_What is being asked:_ Bring together all lines of the material below that contain the string "content".
───── Records supplied ─────
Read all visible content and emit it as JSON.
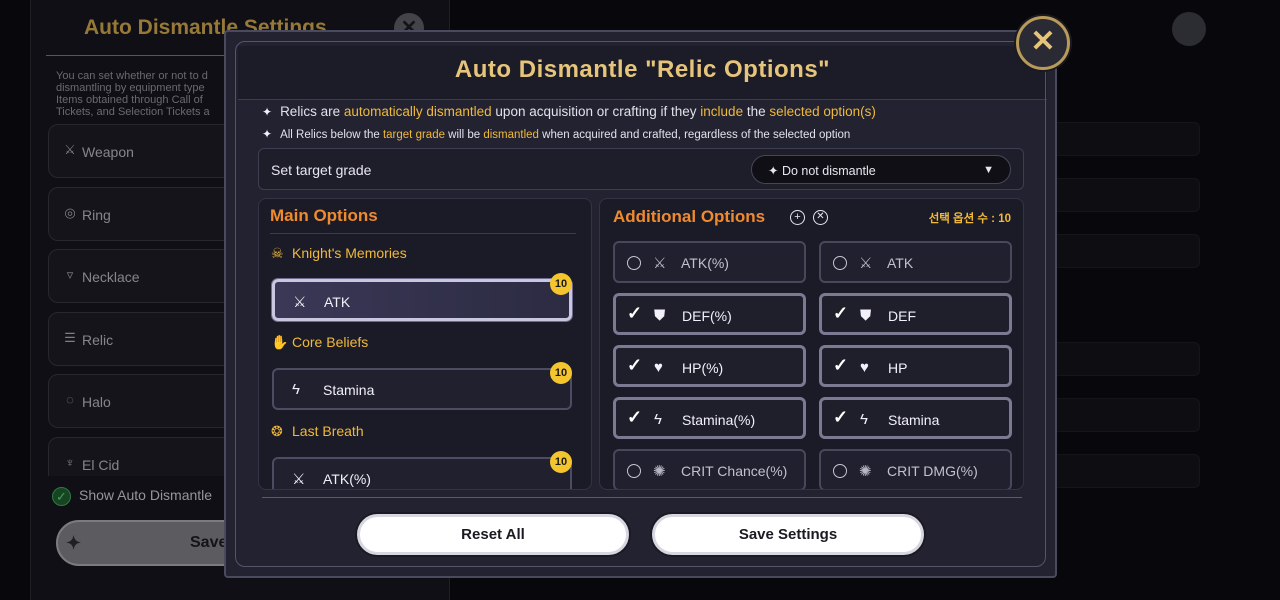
{
  "background": {
    "title": "Auto Dismantle Settings",
    "description": "You can set whether or not to d\ndismantling by equipment type\nItems obtained through Call of\nTickets, and Selection Tickets a",
    "items": [
      {
        "label": "Weapon",
        "icon": "sword-icon"
      },
      {
        "label": "Ring",
        "icon": "ring-icon"
      },
      {
        "label": "Necklace",
        "icon": "necklace-icon"
      },
      {
        "label": "Relic",
        "icon": "relic-icon"
      },
      {
        "label": "Halo",
        "icon": "halo-icon"
      },
      {
        "label": "El Cid",
        "icon": "el-cid-icon"
      }
    ],
    "show_label": "Show Auto Dismantle",
    "save_label": "Save"
  },
  "modal": {
    "title": "Auto Dismantle \"Relic Options\"",
    "info1": {
      "a": "Relics are ",
      "b": "automatically dismantled",
      "c": " upon acquisition or crafting if they ",
      "d": "include",
      "e": " the ",
      "f": "selected option(s)"
    },
    "info2": {
      "a": "All Relics below the ",
      "b": "target grade",
      "c": " will be ",
      "d": "dismantled",
      "e": " when acquired and crafted, regardless of the selected option"
    },
    "grade_label": "Set target grade",
    "grade_value": "Do not dismantle",
    "main": {
      "title": "Main Options",
      "sections": [
        {
          "label": "Knight's Memories",
          "option": "ATK",
          "badge": "10",
          "selected": true
        },
        {
          "label": "Core Beliefs",
          "option": "Stamina",
          "badge": "10",
          "selected": false
        },
        {
          "label": "Last Breath",
          "option": "ATK(%)",
          "badge": "10",
          "selected": false
        }
      ]
    },
    "additional": {
      "title": "Additional Options",
      "count_label": "선택 옵션 수 : 10",
      "options": [
        {
          "label": "ATK(%)",
          "checked": false
        },
        {
          "label": "ATK",
          "checked": false
        },
        {
          "label": "DEF(%)",
          "checked": true
        },
        {
          "label": "DEF",
          "checked": true
        },
        {
          "label": "HP(%)",
          "checked": true
        },
        {
          "label": "HP",
          "checked": true
        },
        {
          "label": "Stamina(%)",
          "checked": true
        },
        {
          "label": "Stamina",
          "checked": true
        },
        {
          "label": "CRIT Chance(%)",
          "checked": false
        },
        {
          "label": "CRIT DMG(%)",
          "checked": false
        }
      ]
    },
    "reset_label": "Reset All",
    "save_label": "Save Settings"
  }
}
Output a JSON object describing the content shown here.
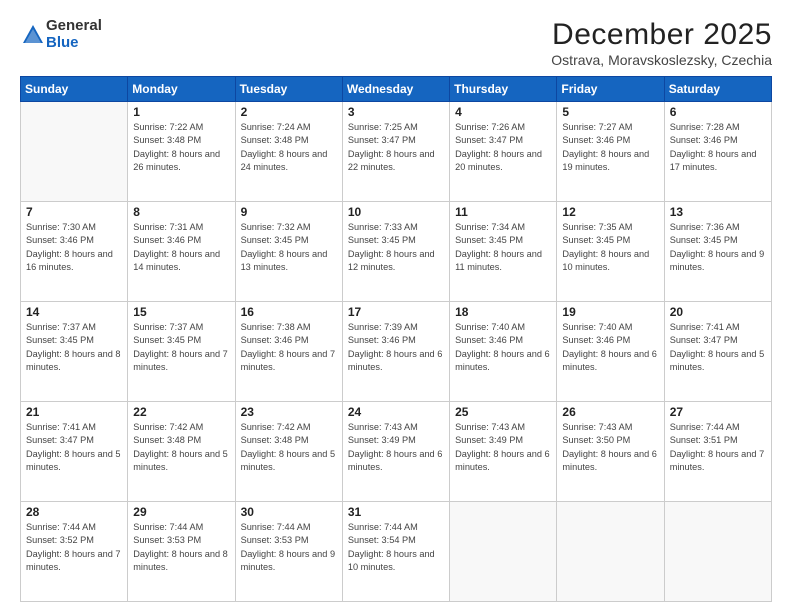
{
  "header": {
    "logo_general": "General",
    "logo_blue": "Blue",
    "month_title": "December 2025",
    "location": "Ostrava, Moravskoslezsky, Czechia"
  },
  "days_of_week": [
    "Sunday",
    "Monday",
    "Tuesday",
    "Wednesday",
    "Thursday",
    "Friday",
    "Saturday"
  ],
  "weeks": [
    [
      {
        "day": "",
        "empty": true
      },
      {
        "day": "1",
        "sunrise": "Sunrise: 7:22 AM",
        "sunset": "Sunset: 3:48 PM",
        "daylight": "Daylight: 8 hours and 26 minutes."
      },
      {
        "day": "2",
        "sunrise": "Sunrise: 7:24 AM",
        "sunset": "Sunset: 3:48 PM",
        "daylight": "Daylight: 8 hours and 24 minutes."
      },
      {
        "day": "3",
        "sunrise": "Sunrise: 7:25 AM",
        "sunset": "Sunset: 3:47 PM",
        "daylight": "Daylight: 8 hours and 22 minutes."
      },
      {
        "day": "4",
        "sunrise": "Sunrise: 7:26 AM",
        "sunset": "Sunset: 3:47 PM",
        "daylight": "Daylight: 8 hours and 20 minutes."
      },
      {
        "day": "5",
        "sunrise": "Sunrise: 7:27 AM",
        "sunset": "Sunset: 3:46 PM",
        "daylight": "Daylight: 8 hours and 19 minutes."
      },
      {
        "day": "6",
        "sunrise": "Sunrise: 7:28 AM",
        "sunset": "Sunset: 3:46 PM",
        "daylight": "Daylight: 8 hours and 17 minutes."
      }
    ],
    [
      {
        "day": "7",
        "sunrise": "Sunrise: 7:30 AM",
        "sunset": "Sunset: 3:46 PM",
        "daylight": "Daylight: 8 hours and 16 minutes."
      },
      {
        "day": "8",
        "sunrise": "Sunrise: 7:31 AM",
        "sunset": "Sunset: 3:46 PM",
        "daylight": "Daylight: 8 hours and 14 minutes."
      },
      {
        "day": "9",
        "sunrise": "Sunrise: 7:32 AM",
        "sunset": "Sunset: 3:45 PM",
        "daylight": "Daylight: 8 hours and 13 minutes."
      },
      {
        "day": "10",
        "sunrise": "Sunrise: 7:33 AM",
        "sunset": "Sunset: 3:45 PM",
        "daylight": "Daylight: 8 hours and 12 minutes."
      },
      {
        "day": "11",
        "sunrise": "Sunrise: 7:34 AM",
        "sunset": "Sunset: 3:45 PM",
        "daylight": "Daylight: 8 hours and 11 minutes."
      },
      {
        "day": "12",
        "sunrise": "Sunrise: 7:35 AM",
        "sunset": "Sunset: 3:45 PM",
        "daylight": "Daylight: 8 hours and 10 minutes."
      },
      {
        "day": "13",
        "sunrise": "Sunrise: 7:36 AM",
        "sunset": "Sunset: 3:45 PM",
        "daylight": "Daylight: 8 hours and 9 minutes."
      }
    ],
    [
      {
        "day": "14",
        "sunrise": "Sunrise: 7:37 AM",
        "sunset": "Sunset: 3:45 PM",
        "daylight": "Daylight: 8 hours and 8 minutes."
      },
      {
        "day": "15",
        "sunrise": "Sunrise: 7:37 AM",
        "sunset": "Sunset: 3:45 PM",
        "daylight": "Daylight: 8 hours and 7 minutes."
      },
      {
        "day": "16",
        "sunrise": "Sunrise: 7:38 AM",
        "sunset": "Sunset: 3:46 PM",
        "daylight": "Daylight: 8 hours and 7 minutes."
      },
      {
        "day": "17",
        "sunrise": "Sunrise: 7:39 AM",
        "sunset": "Sunset: 3:46 PM",
        "daylight": "Daylight: 8 hours and 6 minutes."
      },
      {
        "day": "18",
        "sunrise": "Sunrise: 7:40 AM",
        "sunset": "Sunset: 3:46 PM",
        "daylight": "Daylight: 8 hours and 6 minutes."
      },
      {
        "day": "19",
        "sunrise": "Sunrise: 7:40 AM",
        "sunset": "Sunset: 3:46 PM",
        "daylight": "Daylight: 8 hours and 6 minutes."
      },
      {
        "day": "20",
        "sunrise": "Sunrise: 7:41 AM",
        "sunset": "Sunset: 3:47 PM",
        "daylight": "Daylight: 8 hours and 5 minutes."
      }
    ],
    [
      {
        "day": "21",
        "sunrise": "Sunrise: 7:41 AM",
        "sunset": "Sunset: 3:47 PM",
        "daylight": "Daylight: 8 hours and 5 minutes."
      },
      {
        "day": "22",
        "sunrise": "Sunrise: 7:42 AM",
        "sunset": "Sunset: 3:48 PM",
        "daylight": "Daylight: 8 hours and 5 minutes."
      },
      {
        "day": "23",
        "sunrise": "Sunrise: 7:42 AM",
        "sunset": "Sunset: 3:48 PM",
        "daylight": "Daylight: 8 hours and 5 minutes."
      },
      {
        "day": "24",
        "sunrise": "Sunrise: 7:43 AM",
        "sunset": "Sunset: 3:49 PM",
        "daylight": "Daylight: 8 hours and 6 minutes."
      },
      {
        "day": "25",
        "sunrise": "Sunrise: 7:43 AM",
        "sunset": "Sunset: 3:49 PM",
        "daylight": "Daylight: 8 hours and 6 minutes."
      },
      {
        "day": "26",
        "sunrise": "Sunrise: 7:43 AM",
        "sunset": "Sunset: 3:50 PM",
        "daylight": "Daylight: 8 hours and 6 minutes."
      },
      {
        "day": "27",
        "sunrise": "Sunrise: 7:44 AM",
        "sunset": "Sunset: 3:51 PM",
        "daylight": "Daylight: 8 hours and 7 minutes."
      }
    ],
    [
      {
        "day": "28",
        "sunrise": "Sunrise: 7:44 AM",
        "sunset": "Sunset: 3:52 PM",
        "daylight": "Daylight: 8 hours and 7 minutes."
      },
      {
        "day": "29",
        "sunrise": "Sunrise: 7:44 AM",
        "sunset": "Sunset: 3:53 PM",
        "daylight": "Daylight: 8 hours and 8 minutes."
      },
      {
        "day": "30",
        "sunrise": "Sunrise: 7:44 AM",
        "sunset": "Sunset: 3:53 PM",
        "daylight": "Daylight: 8 hours and 9 minutes."
      },
      {
        "day": "31",
        "sunrise": "Sunrise: 7:44 AM",
        "sunset": "Sunset: 3:54 PM",
        "daylight": "Daylight: 8 hours and 10 minutes."
      },
      {
        "day": "",
        "empty": true
      },
      {
        "day": "",
        "empty": true
      },
      {
        "day": "",
        "empty": true
      }
    ]
  ]
}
─────
_Written answer:_
Read all visible content and emit it as JSON.
Output a JSON object describing the content shown here.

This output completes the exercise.